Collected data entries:
========================
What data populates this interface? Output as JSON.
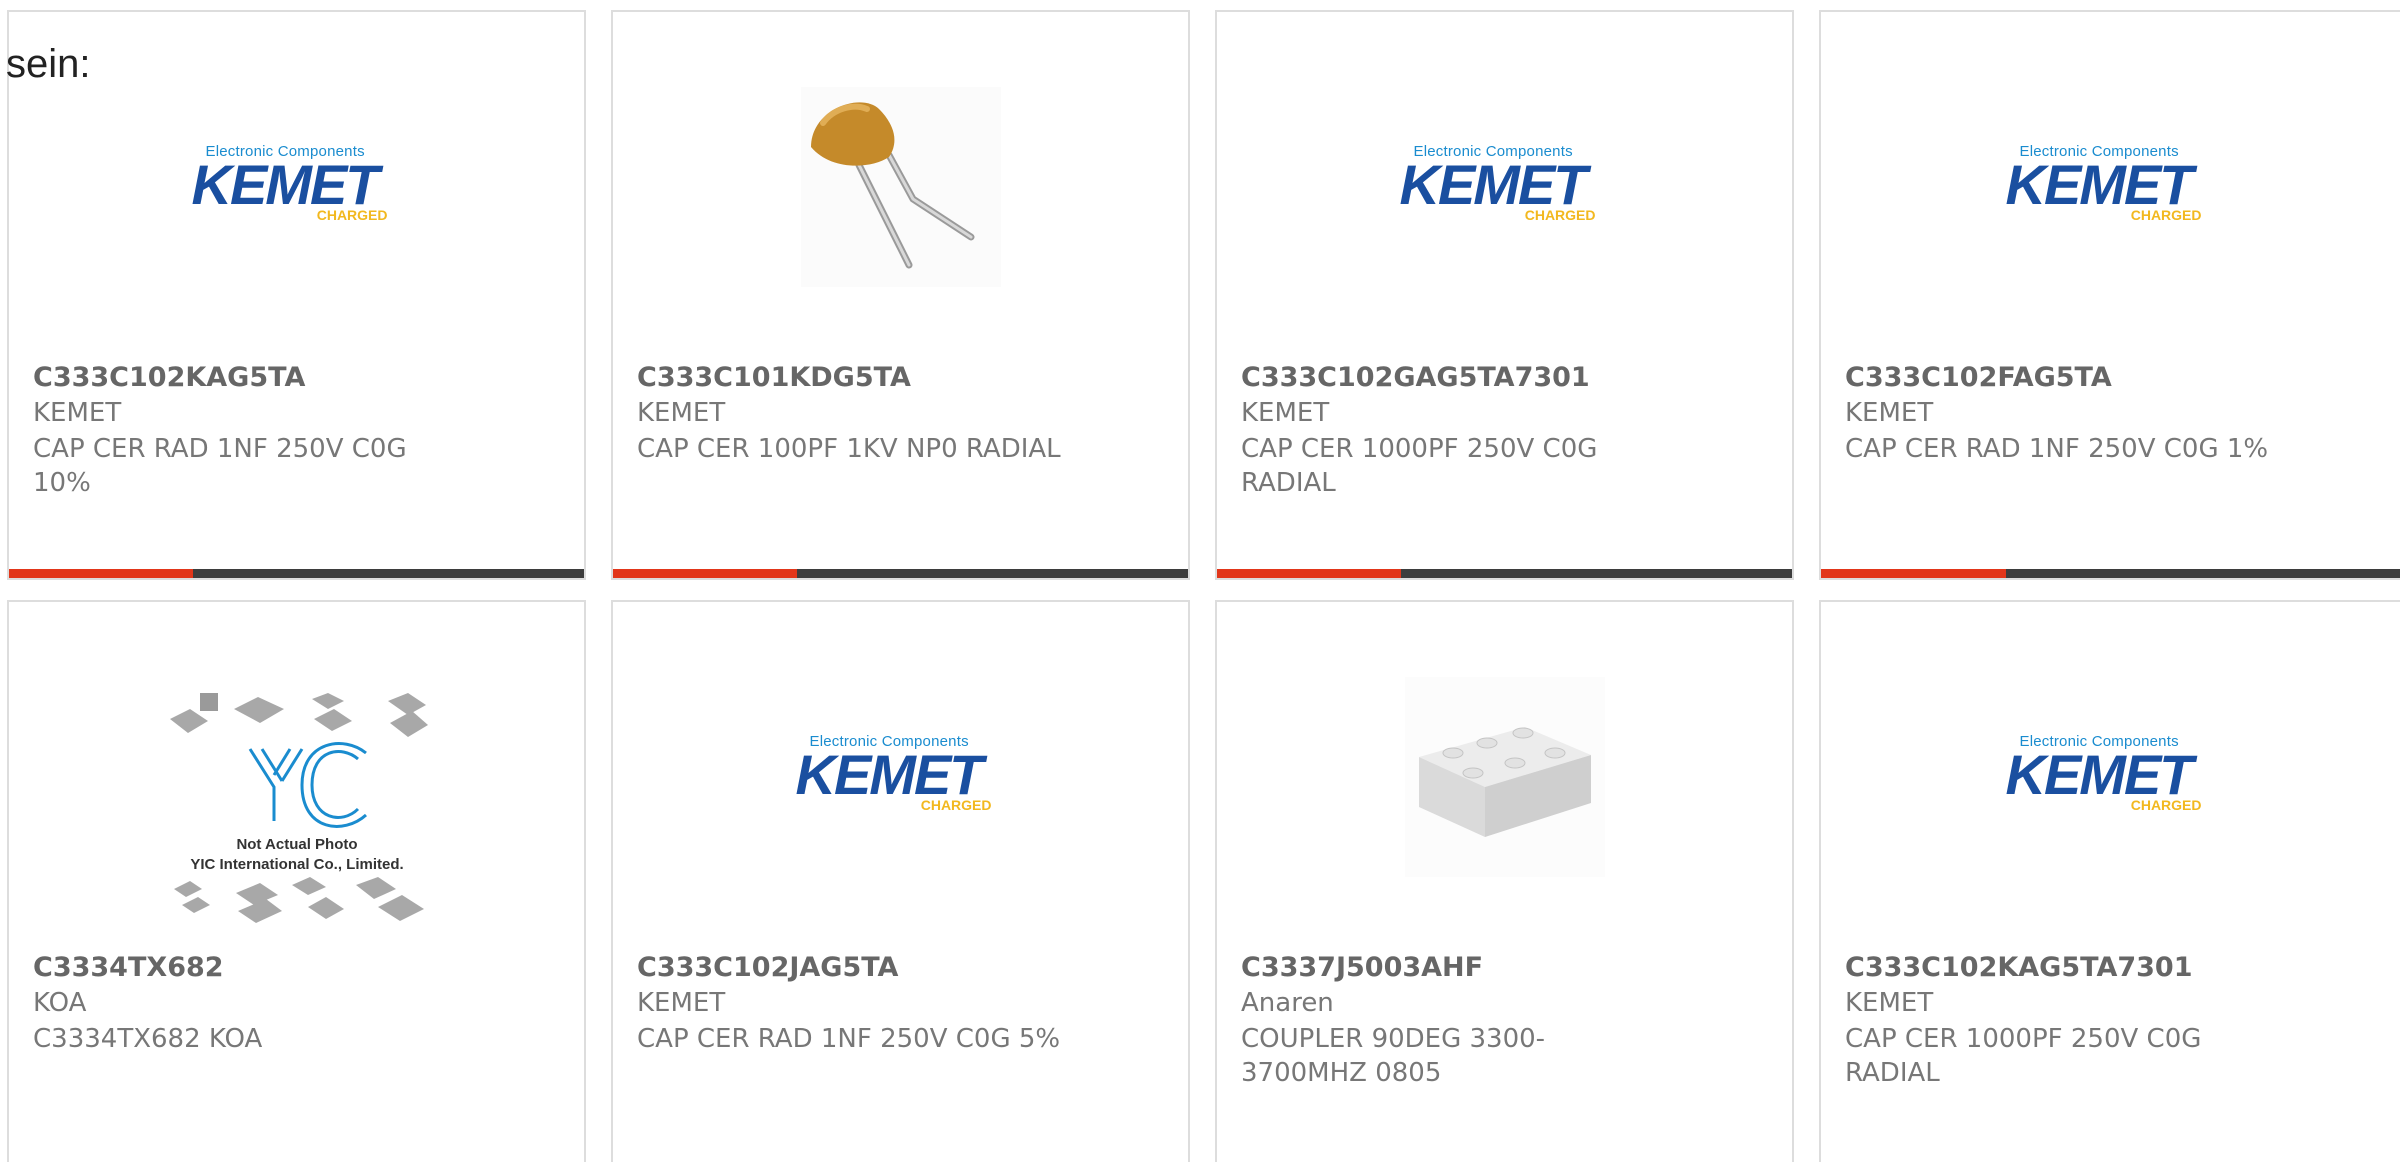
{
  "intro": {
    "text": "sein:"
  },
  "logos": {
    "kemet": {
      "tagline": "Electronic Components",
      "word": "KEMET",
      "charged": "CHARGED"
    },
    "yic": {
      "caption_1": "Not Actual Photo",
      "caption_2": "YIC International Co., Limited."
    }
  },
  "colors": {
    "progress_fill": "#e2361a",
    "progress_track": "#3d3d3d",
    "border": "#dddddd",
    "kemet_blue": "#1a4fa0",
    "kemet_yellow": "#f2b81f"
  },
  "products": [
    {
      "part": "C333C102KAG5TA",
      "manufacturer": "KEMET",
      "description": "CAP CER RAD 1NF 250V C0G 10%",
      "image": "kemet-logo",
      "progress": 0.32
    },
    {
      "part": "C333C101KDG5TA",
      "manufacturer": "KEMET",
      "description": "CAP CER 100PF 1KV NP0 RADIAL",
      "image": "radial-capacitor-photo",
      "progress": 0.32
    },
    {
      "part": "C333C102GAG5TA7301",
      "manufacturer": "KEMET",
      "description": "CAP CER 1000PF 250V C0G RADIAL",
      "image": "kemet-logo",
      "progress": 0.32
    },
    {
      "part": "C333C102FAG5TA",
      "manufacturer": "KEMET",
      "description": "CAP CER RAD 1NF 250V C0G 1%",
      "image": "kemet-logo",
      "progress": 0.32
    },
    {
      "part": "C3334TX682",
      "manufacturer": "KOA",
      "description": "C3334TX682 KOA",
      "image": "yic-placeholder"
    },
    {
      "part": "C333C102JAG5TA",
      "manufacturer": "KEMET",
      "description": "CAP CER RAD 1NF 250V C0G 5%",
      "image": "kemet-logo"
    },
    {
      "part": "C3337J5003AHF",
      "manufacturer": "Anaren",
      "description": "COUPLER 90DEG 3300-3700MHZ 0805",
      "image": "smd-package-photo"
    },
    {
      "part": "C333C102KAG5TA7301",
      "manufacturer": "KEMET",
      "description": "CAP CER 1000PF 250V C0G RADIAL",
      "image": "kemet-logo"
    }
  ]
}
========================
## The exercise:
Omit the pictures, and quote the material above exactly as given.

## Output for this exercise:
What data populates this interface? Output as JSON.
{
  "intro": {
    "text": "sein:"
  },
  "logos": {
    "kemet": {
      "tagline": "Electronic Components",
      "word": "KEMET",
      "charged": "CHARGED"
    },
    "yic": {
      "caption_1": "Not Actual Photo",
      "caption_2": "YIC International Co., Limited."
    }
  },
  "colors": {
    "progress_fill": "#e2361a",
    "progress_track": "#3d3d3d",
    "border": "#dddddd",
    "kemet_blue": "#1a4fa0",
    "kemet_yellow": "#f2b81f"
  },
  "products": [
    {
      "part": "C333C102KAG5TA",
      "manufacturer": "KEMET",
      "description": "CAP CER RAD 1NF 250V C0G 10%",
      "image": "kemet-logo",
      "progress": 0.32
    },
    {
      "part": "C333C101KDG5TA",
      "manufacturer": "KEMET",
      "description": "CAP CER 100PF 1KV NP0 RADIAL",
      "image": "radial-capacitor-photo",
      "progress": 0.32
    },
    {
      "part": "C333C102GAG5TA7301",
      "manufacturer": "KEMET",
      "description": "CAP CER 1000PF 250V C0G RADIAL",
      "image": "kemet-logo",
      "progress": 0.32
    },
    {
      "part": "C333C102FAG5TA",
      "manufacturer": "KEMET",
      "description": "CAP CER RAD 1NF 250V C0G 1%",
      "image": "kemet-logo",
      "progress": 0.32
    },
    {
      "part": "C3334TX682",
      "manufacturer": "KOA",
      "description": "C3334TX682 KOA",
      "image": "yic-placeholder"
    },
    {
      "part": "C333C102JAG5TA",
      "manufacturer": "KEMET",
      "description": "CAP CER RAD 1NF 250V C0G 5%",
      "image": "kemet-logo"
    },
    {
      "part": "C3337J5003AHF",
      "manufacturer": "Anaren",
      "description": "COUPLER 90DEG 3300-3700MHZ 0805",
      "image": "smd-package-photo"
    },
    {
      "part": "C333C102KAG5TA7301",
      "manufacturer": "KEMET",
      "description": "CAP CER 1000PF 250V C0G RADIAL",
      "image": "kemet-logo"
    }
  ]
}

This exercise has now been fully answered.